▸ Information supplied:

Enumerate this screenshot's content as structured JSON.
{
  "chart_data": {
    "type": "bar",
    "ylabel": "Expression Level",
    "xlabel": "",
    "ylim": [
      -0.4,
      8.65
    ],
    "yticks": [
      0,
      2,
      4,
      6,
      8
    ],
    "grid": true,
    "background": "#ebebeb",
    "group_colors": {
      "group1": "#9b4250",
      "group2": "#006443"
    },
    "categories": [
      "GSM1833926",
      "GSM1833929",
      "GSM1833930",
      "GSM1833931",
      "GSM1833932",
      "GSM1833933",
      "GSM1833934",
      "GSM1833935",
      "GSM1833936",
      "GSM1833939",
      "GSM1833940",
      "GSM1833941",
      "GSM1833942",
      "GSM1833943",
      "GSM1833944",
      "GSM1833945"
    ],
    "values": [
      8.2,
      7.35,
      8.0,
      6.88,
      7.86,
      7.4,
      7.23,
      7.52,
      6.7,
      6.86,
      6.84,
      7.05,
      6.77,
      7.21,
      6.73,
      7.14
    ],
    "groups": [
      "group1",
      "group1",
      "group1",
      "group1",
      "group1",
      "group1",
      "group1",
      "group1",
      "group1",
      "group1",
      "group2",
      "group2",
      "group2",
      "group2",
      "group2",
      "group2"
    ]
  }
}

▸ Task prompt: All of the entries must be quoted exactly; please include each one.

▸ Correct output:
Enumerate this screenshot's content as structured JSON.
{
  "chart_data": {
    "type": "bar",
    "ylabel": "Expression Level",
    "xlabel": "",
    "ylim": [
      -0.4,
      8.65
    ],
    "yticks": [
      0,
      2,
      4,
      6,
      8
    ],
    "grid": true,
    "background": "#ebebeb",
    "group_colors": {
      "group1": "#9b4250",
      "group2": "#006443"
    },
    "categories": [
      "GSM1833926",
      "GSM1833929",
      "GSM1833930",
      "GSM1833931",
      "GSM1833932",
      "GSM1833933",
      "GSM1833934",
      "GSM1833935",
      "GSM1833936",
      "GSM1833939",
      "GSM1833940",
      "GSM1833941",
      "GSM1833942",
      "GSM1833943",
      "GSM1833944",
      "GSM1833945"
    ],
    "values": [
      8.2,
      7.35,
      8.0,
      6.88,
      7.86,
      7.4,
      7.23,
      7.52,
      6.7,
      6.86,
      6.84,
      7.05,
      6.77,
      7.21,
      6.73,
      7.14
    ],
    "groups": [
      "group1",
      "group1",
      "group1",
      "group1",
      "group1",
      "group1",
      "group1",
      "group1",
      "group1",
      "group1",
      "group2",
      "group2",
      "group2",
      "group2",
      "group2",
      "group2"
    ]
  }
}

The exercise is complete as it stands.